What to do: Your task is to transcribe all the entries exactly, excluding pictures.

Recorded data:

—————

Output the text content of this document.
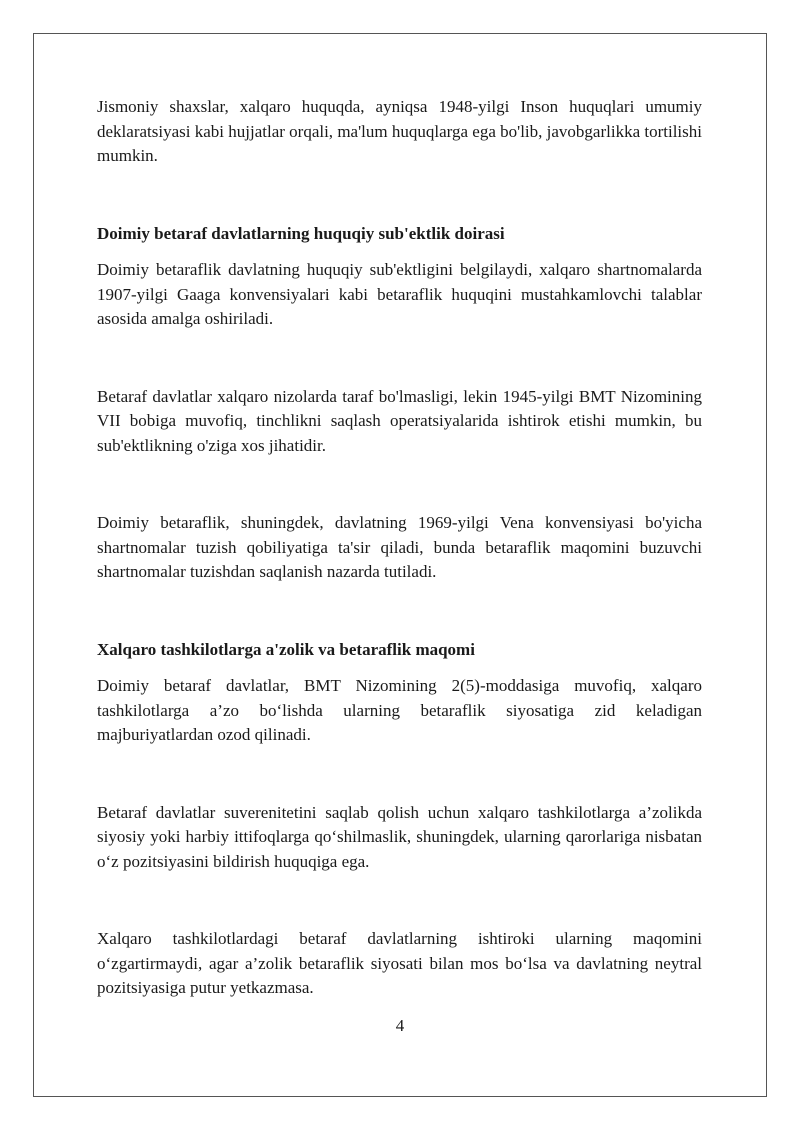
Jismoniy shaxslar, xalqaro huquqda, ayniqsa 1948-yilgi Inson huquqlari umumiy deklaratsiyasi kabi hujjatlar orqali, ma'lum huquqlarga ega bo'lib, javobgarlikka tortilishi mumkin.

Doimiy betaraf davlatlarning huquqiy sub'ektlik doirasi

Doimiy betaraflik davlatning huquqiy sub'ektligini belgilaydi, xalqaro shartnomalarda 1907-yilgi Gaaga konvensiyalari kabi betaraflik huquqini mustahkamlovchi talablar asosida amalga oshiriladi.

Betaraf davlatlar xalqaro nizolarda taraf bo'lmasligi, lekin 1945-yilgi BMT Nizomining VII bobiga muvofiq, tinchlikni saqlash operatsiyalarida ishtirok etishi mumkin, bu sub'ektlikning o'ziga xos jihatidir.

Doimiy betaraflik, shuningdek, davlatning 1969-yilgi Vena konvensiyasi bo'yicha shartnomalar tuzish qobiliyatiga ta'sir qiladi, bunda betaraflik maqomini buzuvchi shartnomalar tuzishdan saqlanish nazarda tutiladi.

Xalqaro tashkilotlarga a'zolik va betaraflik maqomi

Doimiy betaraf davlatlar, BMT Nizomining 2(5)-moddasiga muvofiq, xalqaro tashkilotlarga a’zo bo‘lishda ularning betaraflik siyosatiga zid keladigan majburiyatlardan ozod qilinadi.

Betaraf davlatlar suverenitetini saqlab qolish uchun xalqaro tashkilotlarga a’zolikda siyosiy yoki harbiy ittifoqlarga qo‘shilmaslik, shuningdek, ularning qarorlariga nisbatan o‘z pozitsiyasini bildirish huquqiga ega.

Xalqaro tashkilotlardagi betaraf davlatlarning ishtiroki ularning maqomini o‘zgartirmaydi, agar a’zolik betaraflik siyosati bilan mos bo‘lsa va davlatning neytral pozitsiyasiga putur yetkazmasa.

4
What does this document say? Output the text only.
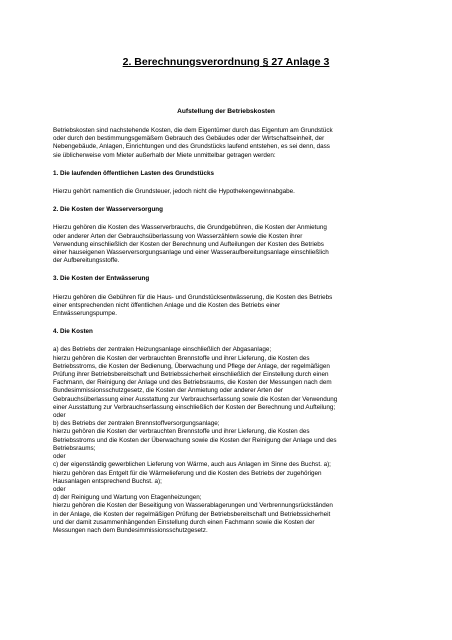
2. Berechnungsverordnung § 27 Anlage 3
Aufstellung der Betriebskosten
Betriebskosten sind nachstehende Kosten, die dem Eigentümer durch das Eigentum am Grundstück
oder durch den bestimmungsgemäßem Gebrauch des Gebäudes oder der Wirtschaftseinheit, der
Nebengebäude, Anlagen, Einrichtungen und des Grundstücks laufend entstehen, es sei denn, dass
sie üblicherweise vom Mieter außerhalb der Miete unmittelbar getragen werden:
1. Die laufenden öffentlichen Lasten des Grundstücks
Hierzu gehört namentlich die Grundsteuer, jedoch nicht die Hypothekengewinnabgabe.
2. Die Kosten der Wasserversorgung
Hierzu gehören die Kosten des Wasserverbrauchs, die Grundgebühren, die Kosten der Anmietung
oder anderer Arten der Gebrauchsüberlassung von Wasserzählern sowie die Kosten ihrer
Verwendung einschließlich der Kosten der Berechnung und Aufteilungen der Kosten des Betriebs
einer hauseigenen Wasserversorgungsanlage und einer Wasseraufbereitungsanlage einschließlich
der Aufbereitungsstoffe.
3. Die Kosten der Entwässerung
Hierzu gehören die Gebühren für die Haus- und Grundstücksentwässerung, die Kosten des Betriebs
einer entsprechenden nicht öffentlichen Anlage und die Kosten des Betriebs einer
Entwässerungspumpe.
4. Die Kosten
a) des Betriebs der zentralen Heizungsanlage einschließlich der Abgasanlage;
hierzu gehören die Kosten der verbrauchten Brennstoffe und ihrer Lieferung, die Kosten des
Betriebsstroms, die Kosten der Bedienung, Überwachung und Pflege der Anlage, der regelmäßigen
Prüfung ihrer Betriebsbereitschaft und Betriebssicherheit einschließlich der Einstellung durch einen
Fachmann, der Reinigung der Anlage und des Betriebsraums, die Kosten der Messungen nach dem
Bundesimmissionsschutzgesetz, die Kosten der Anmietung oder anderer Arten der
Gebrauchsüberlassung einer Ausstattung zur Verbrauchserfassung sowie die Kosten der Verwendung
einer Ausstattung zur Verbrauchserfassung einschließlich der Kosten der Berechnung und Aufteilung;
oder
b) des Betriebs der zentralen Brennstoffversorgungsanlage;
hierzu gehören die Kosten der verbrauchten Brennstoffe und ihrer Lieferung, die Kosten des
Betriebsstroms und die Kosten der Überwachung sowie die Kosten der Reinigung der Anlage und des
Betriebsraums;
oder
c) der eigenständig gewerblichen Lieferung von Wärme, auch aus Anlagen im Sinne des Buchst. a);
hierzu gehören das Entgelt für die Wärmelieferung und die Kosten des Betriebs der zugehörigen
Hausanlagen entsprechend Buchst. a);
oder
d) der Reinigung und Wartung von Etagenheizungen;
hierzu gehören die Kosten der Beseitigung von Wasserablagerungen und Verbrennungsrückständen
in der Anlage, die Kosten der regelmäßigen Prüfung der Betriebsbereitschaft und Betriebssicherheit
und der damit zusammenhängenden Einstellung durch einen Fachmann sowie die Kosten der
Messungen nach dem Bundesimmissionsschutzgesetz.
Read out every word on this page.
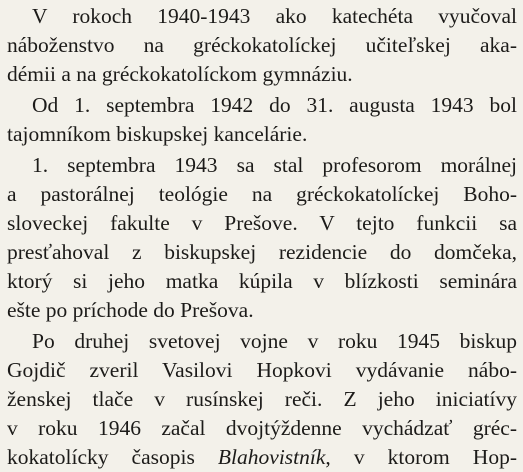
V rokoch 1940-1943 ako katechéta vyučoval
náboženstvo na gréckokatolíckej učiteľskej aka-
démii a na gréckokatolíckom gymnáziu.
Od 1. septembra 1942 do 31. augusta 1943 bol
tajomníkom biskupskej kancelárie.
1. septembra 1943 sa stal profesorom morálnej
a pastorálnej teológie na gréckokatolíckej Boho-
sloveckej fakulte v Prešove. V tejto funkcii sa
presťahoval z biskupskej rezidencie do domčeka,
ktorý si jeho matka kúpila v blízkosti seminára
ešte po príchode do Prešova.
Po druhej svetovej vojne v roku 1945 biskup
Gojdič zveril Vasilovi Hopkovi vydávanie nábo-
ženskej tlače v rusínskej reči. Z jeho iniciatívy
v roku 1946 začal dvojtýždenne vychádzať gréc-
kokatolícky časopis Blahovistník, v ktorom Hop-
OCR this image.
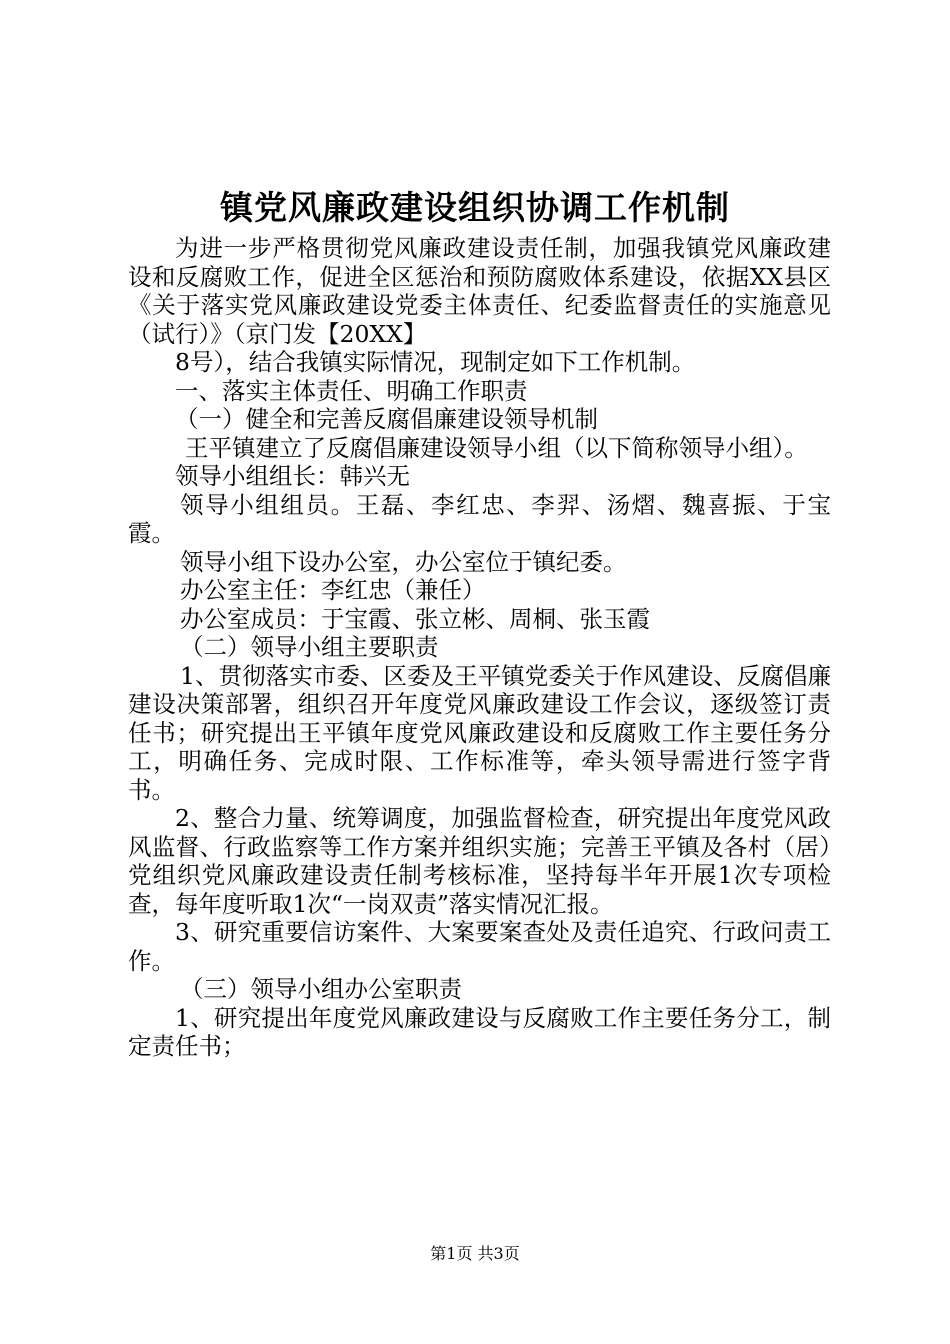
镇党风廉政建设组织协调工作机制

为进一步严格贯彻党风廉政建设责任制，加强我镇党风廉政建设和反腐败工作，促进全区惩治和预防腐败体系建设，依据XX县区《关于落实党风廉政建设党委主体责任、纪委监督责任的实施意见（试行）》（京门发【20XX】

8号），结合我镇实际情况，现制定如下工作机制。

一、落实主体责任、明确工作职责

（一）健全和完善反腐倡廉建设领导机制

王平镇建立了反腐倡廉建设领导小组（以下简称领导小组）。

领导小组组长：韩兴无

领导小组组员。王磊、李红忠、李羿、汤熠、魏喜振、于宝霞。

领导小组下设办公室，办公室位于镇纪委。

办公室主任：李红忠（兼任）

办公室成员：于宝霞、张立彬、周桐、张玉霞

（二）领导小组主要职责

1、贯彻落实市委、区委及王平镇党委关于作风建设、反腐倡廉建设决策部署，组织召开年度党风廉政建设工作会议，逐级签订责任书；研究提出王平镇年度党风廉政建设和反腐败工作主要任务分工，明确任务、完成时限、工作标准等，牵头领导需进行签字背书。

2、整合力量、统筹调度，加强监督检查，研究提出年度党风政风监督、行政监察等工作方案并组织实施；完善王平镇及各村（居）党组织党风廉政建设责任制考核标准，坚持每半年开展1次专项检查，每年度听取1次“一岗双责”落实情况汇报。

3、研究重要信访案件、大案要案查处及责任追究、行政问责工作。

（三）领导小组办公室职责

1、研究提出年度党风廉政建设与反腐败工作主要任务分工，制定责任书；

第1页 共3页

—————

Complete answer:
Output the text content of this document.
Jismoniy shaxslar, xalqaro huquqda, ayniqsa 1948-yilgi Inson huquqlari umumiy deklaratsiyasi kabi hujjatlar orqali, ma'lum huquqlarga ega bo'lib, javobgarlikka tortilishi mumkin.

Doimiy betaraf davlatlarning huquqiy sub'ektlik doirasi

Doimiy betaraflik davlatning huquqiy sub'ektligini belgilaydi, xalqaro shartnomalarda 1907-yilgi Gaaga konvensiyalari kabi betaraflik huquqini mustahkamlovchi talablar asosida amalga oshiriladi.

Betaraf davlatlar xalqaro nizolarda taraf bo'lmasligi, lekin 1945-yilgi BMT Nizomining VII bobiga muvofiq, tinchlikni saqlash operatsiyalarida ishtirok etishi mumkin, bu sub'ektlikning o'ziga xos jihatidir.

Doimiy betaraflik, shuningdek, davlatning 1969-yilgi Vena konvensiyasi bo'yicha shartnomalar tuzish qobiliyatiga ta'sir qiladi, bunda betaraflik maqomini buzuvchi shartnomalar tuzishdan saqlanish nazarda tutiladi.

Xalqaro tashkilotlarga a'zolik va betaraflik maqomi

Doimiy betaraf davlatlar, BMT Nizomining 2(5)-moddasiga muvofiq, xalqaro tashkilotlarga a’zo bo‘lishda ularning betaraflik siyosatiga zid keladigan majburiyatlardan ozod qilinadi.

Betaraf davlatlar suverenitetini saqlab qolish uchun xalqaro tashkilotlarga a’zolikda siyosiy yoki harbiy ittifoqlarga qo‘shilmaslik, shuningdek, ularning qarorlariga nisbatan o‘z pozitsiyasini bildirish huquqiga ega.

Xalqaro tashkilotlardagi betaraf davlatlarning ishtiroki ularning maqomini o‘zgartirmaydi, agar a’zolik betaraflik siyosati bilan mos bo‘lsa va davlatning neytral pozitsiyasiga putur yetkazmasa.

4
What does this document say? Output the text only.
2. Berechnungsverordnung § 27 Anlage 3
Aufstellung der Betriebskosten
Betriebskosten sind nachstehende Kosten, die dem Eigentümer durch das Eigentum am Grundstück
oder durch den bestimmungsgemäßem Gebrauch des Gebäudes oder der Wirtschaftseinheit, der
Nebengebäude, Anlagen, Einrichtungen und des Grundstücks laufend entstehen, es sei denn, dass
sie üblicherweise vom Mieter außerhalb der Miete unmittelbar getragen werden:
1. Die laufenden öffentlichen Lasten des Grundstücks
Hierzu gehört namentlich die Grundsteuer, jedoch nicht die Hypothekengewinnabgabe.
2. Die Kosten der Wasserversorgung
Hierzu gehören die Kosten des Wasserverbrauchs, die Grundgebühren, die Kosten der Anmietung
oder anderer Arten der Gebrauchsüberlassung von Wasserzählern sowie die Kosten ihrer
Verwendung einschließlich der Kosten der Berechnung und Aufteilungen der Kosten des Betriebs
einer hauseigenen Wasserversorgungsanlage und einer Wasseraufbereitungsanlage einschließlich
der Aufbereitungsstoffe.
3. Die Kosten der Entwässerung
Hierzu gehören die Gebühren für die Haus- und Grundstücksentwässerung, die Kosten des Betriebs
einer entsprechenden nicht öffentlichen Anlage und die Kosten des Betriebs einer
Entwässerungspumpe.
4. Die Kosten
a) des Betriebs der zentralen Heizungsanlage einschließlich der Abgasanlage;
hierzu gehören die Kosten der verbrauchten Brennstoffe und ihrer Lieferung, die Kosten des
Betriebsstroms, die Kosten der Bedienung, Überwachung und Pflege der Anlage, der regelmäßigen
Prüfung ihrer Betriebsbereitschaft und Betriebssicherheit einschließlich der Einstellung durch einen
Fachmann, der Reinigung der Anlage und des Betriebsraums, die Kosten der Messungen nach dem
Bundesimmissionsschutzgesetz, die Kosten der Anmietung oder anderer Arten der
Gebrauchsüberlassung einer Ausstattung zur Verbrauchserfassung sowie die Kosten der Verwendung
einer Ausstattung zur Verbrauchserfassung einschließlich der Kosten der Berechnung und Aufteilung;
oder
b) des Betriebs der zentralen Brennstoffversorgungsanlage;
hierzu gehören die Kosten der verbrauchten Brennstoffe und ihrer Lieferung, die Kosten des
Betriebsstroms und die Kosten der Überwachung sowie die Kosten der Reinigung der Anlage und des
Betriebsraums;
oder
c) der eigenständig gewerblichen Lieferung von Wärme, auch aus Anlagen im Sinne des Buchst. a);
hierzu gehören das Entgelt für die Wärmelieferung und die Kosten des Betriebs der zugehörigen
Hausanlagen entsprechend Buchst. a);
oder
d) der Reinigung und Wartung von Etagenheizungen;
hierzu gehören die Kosten der Beseitigung von Wasserablagerungen und Verbrennungsrückständen
in der Anlage, die Kosten der regelmäßigen Prüfung der Betriebsbereitschaft und Betriebssicherheit
und der damit zusammenhängenden Einstellung durch einen Fachmann sowie die Kosten der
Messungen nach dem Bundesimmissionsschutzgesetz.
Read out every word on this page.
V rokoch 1940-1943 ako katechéta vyučoval
náboženstvo na gréckokatolíckej učiteľskej aka-
démii a na gréckokatolíckom gymnáziu.
Od 1. septembra 1942 do 31. augusta 1943 bol
tajomníkom biskupskej kancelárie.
1. septembra 1943 sa stal profesorom morálnej
a pastorálnej teológie na gréckokatolíckej Boho-
sloveckej fakulte v Prešove. V tejto funkcii sa
presťahoval z biskupskej rezidencie do domčeka,
ktorý si jeho matka kúpila v blízkosti seminára
ešte po príchode do Prešova.
Po druhej svetovej vojne v roku 1945 biskup
Gojdič zveril Vasilovi Hopkovi vydávanie nábo-
ženskej tlače v rusínskej reči. Z jeho iniciatívy
v roku 1946 začal dvojtýždenne vychádzať gréc-
kokatolícky časopis Blahovistník, v ktorom Hop-
OCR this image.
镇党风廉政建设组织协调工作机制

为进一步严格贯彻党风廉政建设责任制，加强我镇党风廉政建设和反腐败工作，促进全区惩治和预防腐败体系建设，依据XX县区《关于落实党风廉政建设党委主体责任、纪委监督责任的实施意见（试行）》（京门发【20XX】

8号），结合我镇实际情况，现制定如下工作机制。

一、落实主体责任、明确工作职责

（一）健全和完善反腐倡廉建设领导机制

王平镇建立了反腐倡廉建设领导小组（以下简称领导小组）。

领导小组组长：韩兴无

领导小组组员。王磊、李红忠、李羿、汤熠、魏喜振、于宝霞。

领导小组下设办公室，办公室位于镇纪委。

办公室主任：李红忠（兼任）

办公室成员：于宝霞、张立彬、周桐、张玉霞

（二）领导小组主要职责

1、贯彻落实市委、区委及王平镇党委关于作风建设、反腐倡廉建设决策部署，组织召开年度党风廉政建设工作会议，逐级签订责任书；研究提出王平镇年度党风廉政建设和反腐败工作主要任务分工，明确任务、完成时限、工作标准等，牵头领导需进行签字背书。

2、整合力量、统筹调度，加强监督检查，研究提出年度党风政风监督、行政监察等工作方案并组织实施；完善王平镇及各村（居）党组织党风廉政建设责任制考核标准，坚持每半年开展1次专项检查，每年度听取1次“一岗双责”落实情况汇报。

3、研究重要信访案件、大案要案查处及责任追究、行政问责工作。

（三）领导小组办公室职责

1、研究提出年度党风廉政建设与反腐败工作主要任务分工，制定责任书；

第1页 共3页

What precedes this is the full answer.